- _Stated problem_
Word for word, copy all the data and drop the pictures.

- _The input_

───

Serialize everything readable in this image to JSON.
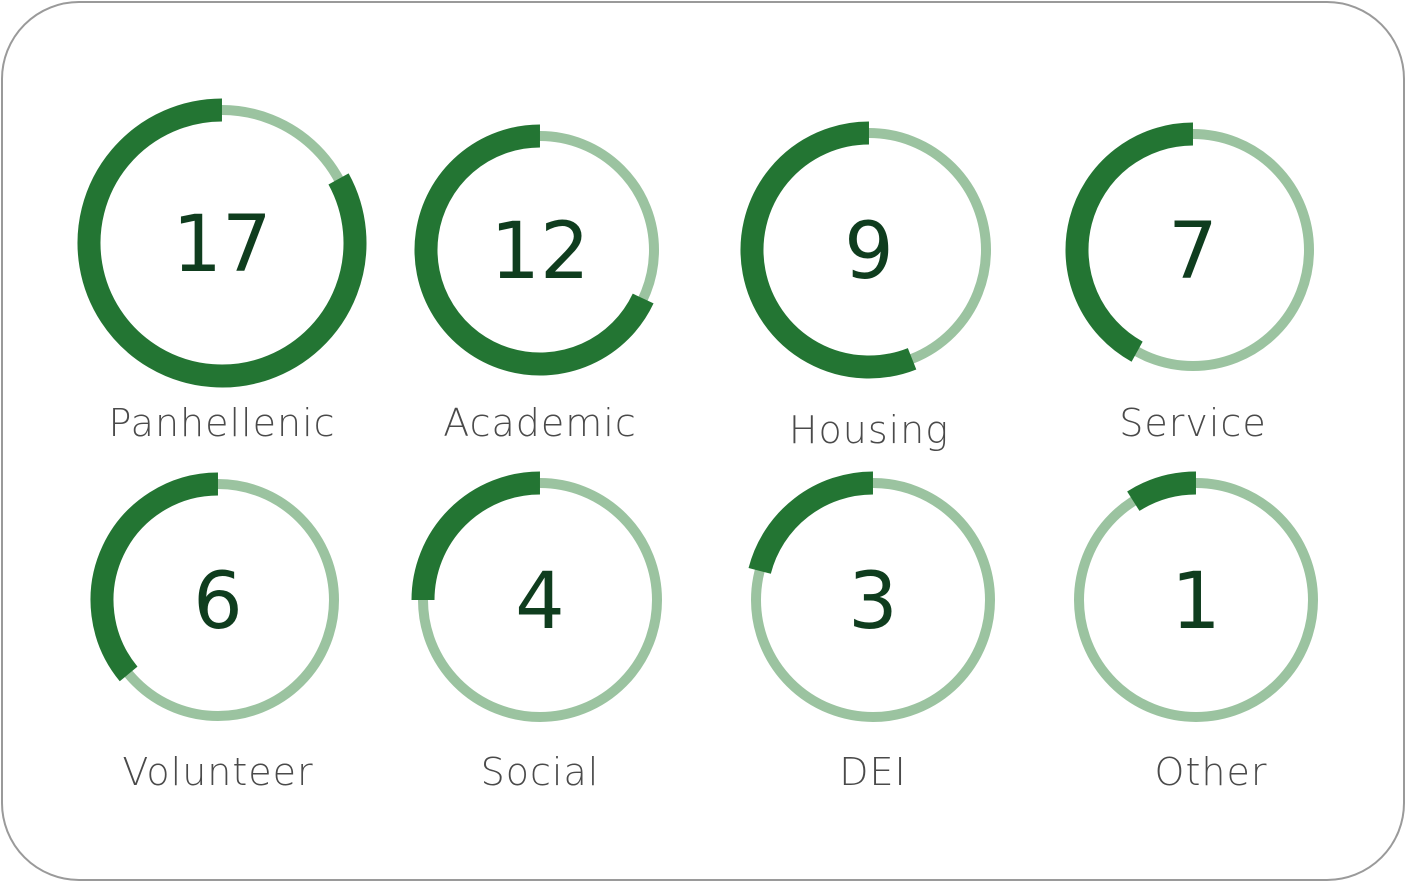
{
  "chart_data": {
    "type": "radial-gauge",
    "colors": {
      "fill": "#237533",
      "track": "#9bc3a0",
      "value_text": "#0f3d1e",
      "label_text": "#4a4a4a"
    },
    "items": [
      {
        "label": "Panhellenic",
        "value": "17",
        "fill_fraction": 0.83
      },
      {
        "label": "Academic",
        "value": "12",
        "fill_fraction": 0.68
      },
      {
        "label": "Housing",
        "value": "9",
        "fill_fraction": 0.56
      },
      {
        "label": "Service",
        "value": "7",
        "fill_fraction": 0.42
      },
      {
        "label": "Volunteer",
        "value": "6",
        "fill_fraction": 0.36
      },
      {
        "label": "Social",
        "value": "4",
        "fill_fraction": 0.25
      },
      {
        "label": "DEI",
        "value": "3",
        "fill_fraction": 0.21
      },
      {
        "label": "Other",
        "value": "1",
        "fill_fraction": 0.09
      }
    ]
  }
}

───

- _Written solution_
Serialize everything readable in this image to JSON.
{
  "chart_data": {
    "type": "radial-gauge",
    "colors": {
      "fill": "#237533",
      "track": "#9bc3a0",
      "value_text": "#0f3d1e",
      "label_text": "#4a4a4a"
    },
    "items": [
      {
        "label": "Panhellenic",
        "value": "17",
        "fill_fraction": 0.83
      },
      {
        "label": "Academic",
        "value": "12",
        "fill_fraction": 0.68
      },
      {
        "label": "Housing",
        "value": "9",
        "fill_fraction": 0.56
      },
      {
        "label": "Service",
        "value": "7",
        "fill_fraction": 0.42
      },
      {
        "label": "Volunteer",
        "value": "6",
        "fill_fraction": 0.36
      },
      {
        "label": "Social",
        "value": "4",
        "fill_fraction": 0.25
      },
      {
        "label": "DEI",
        "value": "3",
        "fill_fraction": 0.21
      },
      {
        "label": "Other",
        "value": "1",
        "fill_fraction": 0.09
      }
    ]
  }
}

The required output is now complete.